→ **DIRECTIVE**: Pictures are not part of the copy; repeat everything else in the records exactly.

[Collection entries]
------------------------------------------------------------
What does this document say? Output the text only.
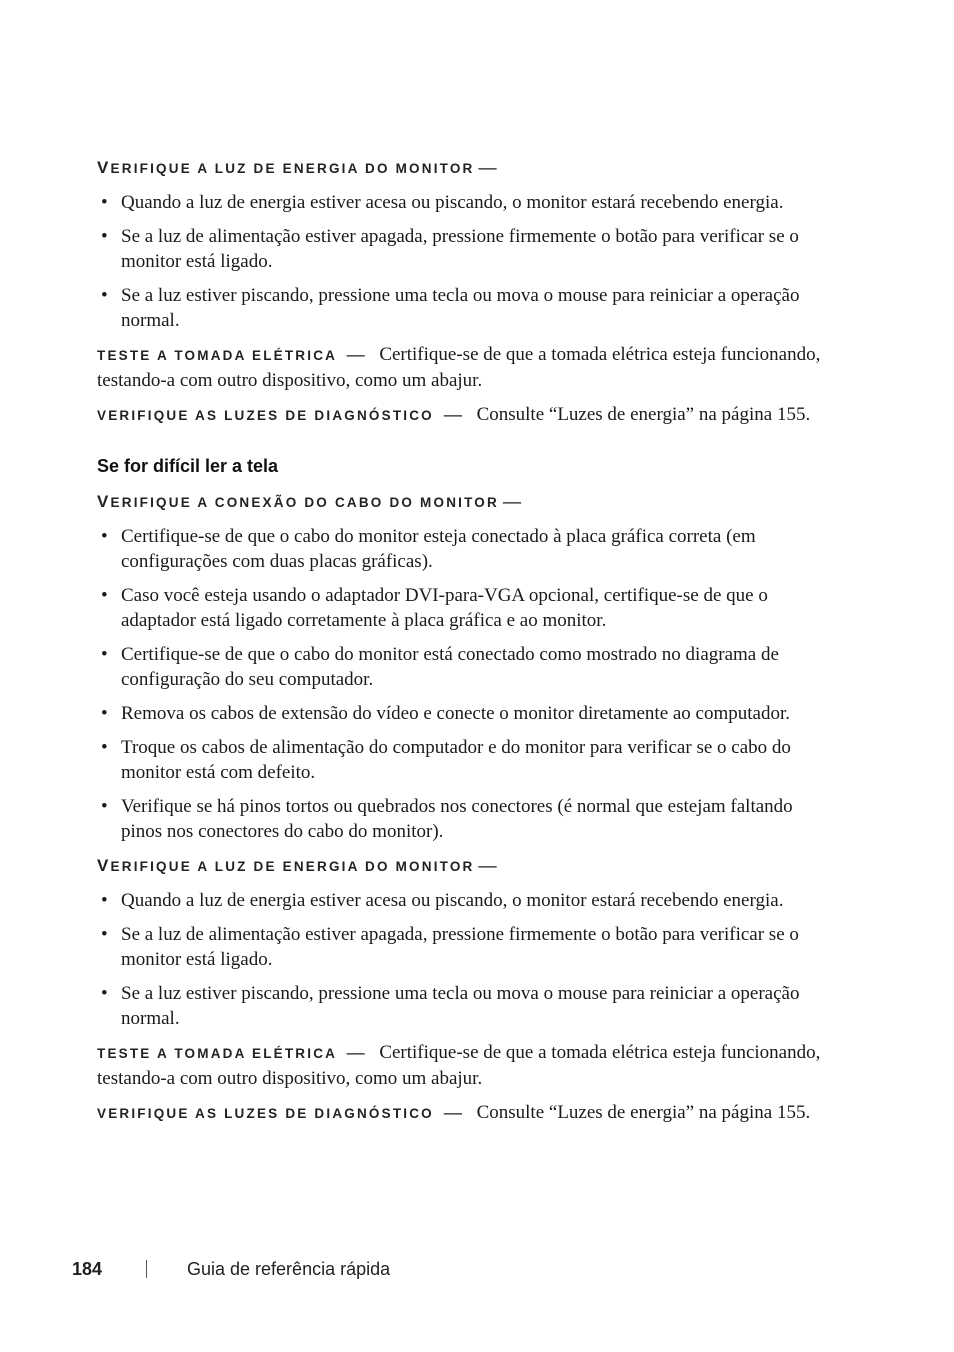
VERIFIQUE A LUZ DE ENERGIA DO MONITOR —
• Quando a luz de energia estiver acesa ou piscando, o monitor estará recebendo energia.
• Se a luz de alimentação estiver apagada, pressione firmemente o botão para verificar se o monitor está ligado.
• Se a luz estiver piscando, pressione uma tecla ou mova o mouse para reiniciar a operação normal.

TESTE A TOMADA ELÉTRICA — Certifique-se de que a tomada elétrica esteja funcionando, testando-a com outro dispositivo, como um abajur.

VERIFIQUE AS LUZES DE DIAGNÓSTICO — Consulte “Luzes de energia” na página 155.

Se for difícil ler a tela
VERIFIQUE A CONEXÃO DO CABO DO MONITOR —
• Certifique-se de que o cabo do monitor esteja conectado à placa gráfica correta (em configurações com duas placas gráficas).
• Caso você esteja usando o adaptador DVI-para-VGA opcional, certifique-se de que o adaptador está ligado corretamente à placa gráfica e ao monitor.
• Certifique-se de que o cabo do monitor está conectado como mostrado no diagrama de configuração do seu computador.
• Remova os cabos de extensão do vídeo e conecte o monitor diretamente ao computador.
• Troque os cabos de alimentação do computador e do monitor para verificar se o cabo do monitor está com defeito.
• Verifique se há pinos tortos ou quebrados nos conectores (é normal que estejam faltando pinos nos conectores do cabo do monitor).
VERIFIQUE A LUZ DE ENERGIA DO MONITOR —
• Quando a luz de energia estiver acesa ou piscando, o monitor estará recebendo energia.
• Se a luz de alimentação estiver apagada, pressione firmemente o botão para verificar se o monitor está ligado.
• Se a luz estiver piscando, pressione uma tecla ou mova o mouse para reiniciar a operação normal.

TESTE A TOMADA ELÉTRICA — Certifique-se de que a tomada elétrica esteja funcionando, testando-a com outro dispositivo, como um abajur.

VERIFIQUE AS LUZES DE DIAGNÓSTICO — Consulte “Luzes de energia” na página 155.

184	Guia de referência rápida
------------------------------------------------------------
→ **THE OUTPUT**:
What does this document say? Output the text only.
VERIFIQUE A LUZ DE ENERGIA DO MONITOR —
• Quando a luz de energia estiver acesa ou piscando, o monitor estará recebendo energia.
• Se a luz de alimentação estiver apagada, pressione firmemente o botão para verificar se o monitor está ligado.
• Se a luz estiver piscando, pressione uma tecla ou mova o mouse para reiniciar a operação normal.

TESTE A TOMADA ELÉTRICA — Certifique-se de que a tomada elétrica esteja funcionando, testando-a com outro dispositivo, como um abajur.

VERIFIQUE AS LUZES DE DIAGNÓSTICO — Consulte “Luzes de energia” na página 155.

Se for difícil ler a tela
VERIFIQUE A CONEXÃO DO CABO DO MONITOR —
• Certifique-se de que o cabo do monitor esteja conectado à placa gráfica correta (em configurações com duas placas gráficas).
• Caso você esteja usando o adaptador DVI-para-VGA opcional, certifique-se de que o adaptador está ligado corretamente à placa gráfica e ao monitor.
• Certifique-se de que o cabo do monitor está conectado como mostrado no diagrama de configuração do seu computador.
• Remova os cabos de extensão do vídeo e conecte o monitor diretamente ao computador.
• Troque os cabos de alimentação do computador e do monitor para verificar se o cabo do monitor está com defeito.
• Verifique se há pinos tortos ou quebrados nos conectores (é normal que estejam faltando pinos nos conectores do cabo do monitor).
VERIFIQUE A LUZ DE ENERGIA DO MONITOR —
• Quando a luz de energia estiver acesa ou piscando, o monitor estará recebendo energia.
• Se a luz de alimentação estiver apagada, pressione firmemente o botão para verificar se o monitor está ligado.
• Se a luz estiver piscando, pressione uma tecla ou mova o mouse para reiniciar a operação normal.

TESTE A TOMADA ELÉTRICA — Certifique-se de que a tomada elétrica esteja funcionando, testando-a com outro dispositivo, como um abajur.

VERIFIQUE AS LUZES DE DIAGNÓSTICO — Consulte “Luzes de energia” na página 155.

184	Guia de referência rápida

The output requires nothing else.